* _OBJECTIVE_:
Present the following entries again, word for word and in full.

* _DATASET CONTENT_:
************
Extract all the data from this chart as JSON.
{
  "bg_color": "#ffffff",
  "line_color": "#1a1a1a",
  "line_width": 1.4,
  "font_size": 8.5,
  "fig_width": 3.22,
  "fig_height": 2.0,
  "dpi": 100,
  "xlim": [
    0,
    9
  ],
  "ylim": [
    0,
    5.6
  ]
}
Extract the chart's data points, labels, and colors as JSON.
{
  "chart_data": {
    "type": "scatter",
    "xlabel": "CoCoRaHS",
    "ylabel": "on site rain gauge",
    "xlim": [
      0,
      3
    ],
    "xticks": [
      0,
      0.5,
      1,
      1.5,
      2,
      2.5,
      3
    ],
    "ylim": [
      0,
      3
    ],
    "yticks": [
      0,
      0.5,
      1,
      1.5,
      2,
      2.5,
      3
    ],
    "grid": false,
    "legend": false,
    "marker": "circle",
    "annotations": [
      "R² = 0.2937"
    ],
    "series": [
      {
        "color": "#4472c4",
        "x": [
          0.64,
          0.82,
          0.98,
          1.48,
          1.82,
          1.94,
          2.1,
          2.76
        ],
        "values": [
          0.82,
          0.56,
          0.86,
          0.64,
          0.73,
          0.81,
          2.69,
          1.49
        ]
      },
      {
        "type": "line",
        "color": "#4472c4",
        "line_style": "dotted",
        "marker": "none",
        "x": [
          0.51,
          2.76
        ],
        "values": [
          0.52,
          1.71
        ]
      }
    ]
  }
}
************
* _RESPONSE_:
Extract all the data from this chart as JSON.
{
  "bg_color": "#ffffff",
  "line_color": "#1a1a1a",
  "line_width": 1.4,
  "font_size": 8.5,
  "fig_width": 3.22,
  "fig_height": 2.0,
  "dpi": 100,
  "xlim": [
    0,
    9
  ],
  "ylim": [
    0,
    5.6
  ]
}
Extract the chart's data points, labels, and colors as JSON.
{
  "chart_data": {
    "type": "scatter",
    "xlabel": "CoCoRaHS",
    "ylabel": "on site rain gauge",
    "xlim": [
      0,
      3
    ],
    "xticks": [
      0,
      0.5,
      1,
      1.5,
      2,
      2.5,
      3
    ],
    "ylim": [
      0,
      3
    ],
    "yticks": [
      0,
      0.5,
      1,
      1.5,
      2,
      2.5,
      3
    ],
    "grid": false,
    "legend": false,
    "marker": "circle",
    "annotations": [
      "R² = 0.2937"
    ],
    "series": [
      {
        "color": "#4472c4",
        "x": [
          0.64,
          0.82,
          0.98,
          1.48,
          1.82,
          1.94,
          2.1,
          2.76
        ],
        "values": [
          0.82,
          0.56,
          0.86,
          0.64,
          0.73,
          0.81,
          2.69,
          1.49
        ]
      },
      {
        "type": "line",
        "color": "#4472c4",
        "line_style": "dotted",
        "marker": "none",
        "x": [
          0.51,
          2.76
        ],
        "values": [
          0.52,
          1.71
        ]
      }
    ]
  }
}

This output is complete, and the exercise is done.